[Dataset items]
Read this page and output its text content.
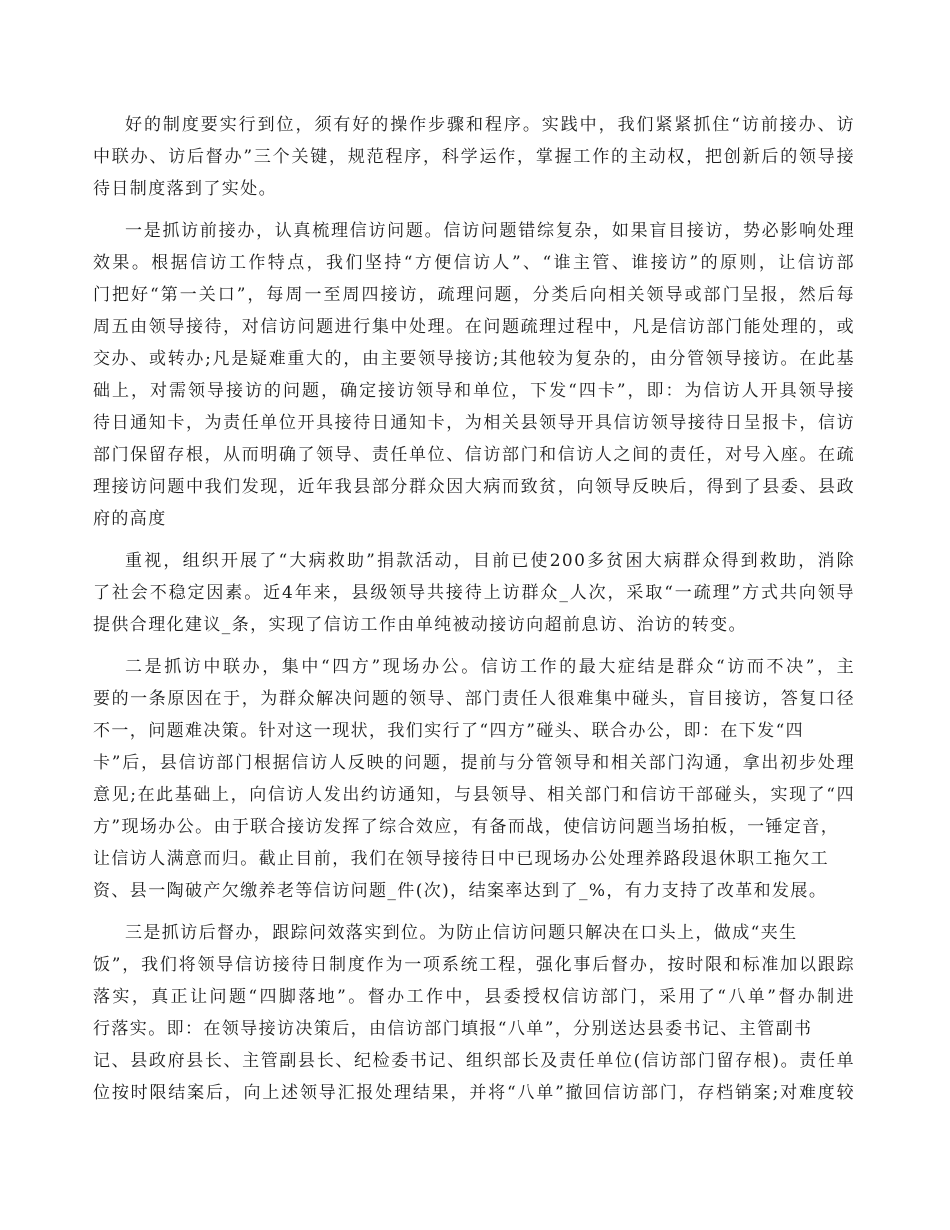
好的制度要实行到位，须有好的操作步骤和程序。实践中，我们紧紧抓住“访前接办、访
中联办、访后督办”三个关键，规范程序，科学运作，掌握工作的主动权，把创新后的领导接
待日制度落到了实处。
一是抓访前接办，认真梳理信访问题。信访问题错综复杂，如果盲目接访，势必影响处理
效果。根据信访工作特点，我们坚持“方便信访人”、“谁主管、谁接访”的原则，让信访部
门把好“第一关口”，每周一至周四接访，疏理问题，分类后向相关领导或部门呈报，然后每
周五由领导接待，对信访问题进行集中处理。在问题疏理过程中，凡是信访部门能处理的，或
交办、或转办;凡是疑难重大的，由主要领导接访;其他较为复杂的，由分管领导接访。在此基
础上，对需领导接访的问题，确定接访领导和单位，下发“四卡”，即：为信访人开具领导接
待日通知卡，为责任单位开具接待日通知卡，为相关县领导开具信访领导接待日呈报卡，信访
部门保留存根，从而明确了领导、责任单位、信访部门和信访人之间的责任，对号入座。在疏
理接访问题中我们发现，近年我县部分群众因大病而致贫，向领导反映后，得到了县委、县政
府的高度
重视，组织开展了“大病救助”捐款活动，目前已使200多贫困大病群众得到救助，消除
了社会不稳定因素。近4年来，县级领导共接待上访群众_人次，采取“一疏理”方式共向领导
提供合理化建议_条，实现了信访工作由单纯被动接访向超前息访、治访的转变。
二是抓访中联办，集中“四方”现场办公。信访工作的最大症结是群众“访而不决”，主
要的一条原因在于，为群众解决问题的领导、部门责任人很难集中碰头，盲目接访，答复口径
不一，问题难决策。针对这一现状，我们实行了“四方”碰头、联合办公，即：在下发“四
卡”后，县信访部门根据信访人反映的问题，提前与分管领导和相关部门沟通，拿出初步处理
意见;在此基础上，向信访人发出约访通知，与县领导、相关部门和信访干部碰头，实现了“四
方”现场办公。由于联合接访发挥了综合效应，有备而战，使信访问题当场拍板，一锤定音，
让信访人满意而归。截止目前，我们在领导接待日中已现场办公处理养路段退休职工拖欠工
资、县一陶破产欠缴养老等信访问题_件(次)，结案率达到了_%，有力支持了改革和发展。
三是抓访后督办，跟踪问效落实到位。为防止信访问题只解决在口头上，做成“夹生
饭”，我们将领导信访接待日制度作为一项系统工程，强化事后督办，按时限和标准加以跟踪
落实，真正让问题“四脚落地”。督办工作中，县委授权信访部门，采用了“八单”督办制进
行落实。即：在领导接访决策后，由信访部门填报“八单”，分别送达县委书记、主管副书
记、县政府县长、主管副县长、纪检委书记、组织部长及责任单位(信访部门留存根)。责任单
位按时限结案后，向上述领导汇报处理结果，并将“八单”撤回信访部门，存档销案;对难度较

WRITTEN PROBLEM => Transcribe the material exactly, leaving every picture out.

RIGHT ANSWER =>
Read this page and output its text content.
好的制度要实行到位，须有好的操作步骤和程序。实践中，我们紧紧抓住“访前接办、访
中联办、访后督办”三个关键，规范程序，科学运作，掌握工作的主动权，把创新后的领导接
待日制度落到了实处。
一是抓访前接办，认真梳理信访问题。信访问题错综复杂，如果盲目接访，势必影响处理
效果。根据信访工作特点，我们坚持“方便信访人”、“谁主管、谁接访”的原则，让信访部
门把好“第一关口”，每周一至周四接访，疏理问题，分类后向相关领导或部门呈报，然后每
周五由领导接待，对信访问题进行集中处理。在问题疏理过程中，凡是信访部门能处理的，或
交办、或转办;凡是疑难重大的，由主要领导接访;其他较为复杂的，由分管领导接访。在此基
础上，对需领导接访的问题，确定接访领导和单位，下发“四卡”，即：为信访人开具领导接
待日通知卡，为责任单位开具接待日通知卡，为相关县领导开具信访领导接待日呈报卡，信访
部门保留存根，从而明确了领导、责任单位、信访部门和信访人之间的责任，对号入座。在疏
理接访问题中我们发现，近年我县部分群众因大病而致贫，向领导反映后，得到了县委、县政
府的高度
重视，组织开展了“大病救助”捐款活动，目前已使200多贫困大病群众得到救助，消除
了社会不稳定因素。近4年来，县级领导共接待上访群众_人次，采取“一疏理”方式共向领导
提供合理化建议_条，实现了信访工作由单纯被动接访向超前息访、治访的转变。
二是抓访中联办，集中“四方”现场办公。信访工作的最大症结是群众“访而不决”，主
要的一条原因在于，为群众解决问题的领导、部门责任人很难集中碰头，盲目接访，答复口径
不一，问题难决策。针对这一现状，我们实行了“四方”碰头、联合办公，即：在下发“四
卡”后，县信访部门根据信访人反映的问题，提前与分管领导和相关部门沟通，拿出初步处理
意见;在此基础上，向信访人发出约访通知，与县领导、相关部门和信访干部碰头，实现了“四
方”现场办公。由于联合接访发挥了综合效应，有备而战，使信访问题当场拍板，一锤定音，
让信访人满意而归。截止目前，我们在领导接待日中已现场办公处理养路段退休职工拖欠工
资、县一陶破产欠缴养老等信访问题_件(次)，结案率达到了_%，有力支持了改革和发展。
三是抓访后督办，跟踪问效落实到位。为防止信访问题只解决在口头上，做成“夹生
饭”，我们将领导信访接待日制度作为一项系统工程，强化事后督办，按时限和标准加以跟踪
落实，真正让问题“四脚落地”。督办工作中，县委授权信访部门，采用了“八单”督办制进
行落实。即：在领导接访决策后，由信访部门填报“八单”，分别送达县委书记、主管副书
记、县政府县长、主管副县长、纪检委书记、组织部长及责任单位(信访部门留存根)。责任单
位按时限结案后，向上述领导汇报处理结果，并将“八单”撤回信访部门，存档销案;对难度较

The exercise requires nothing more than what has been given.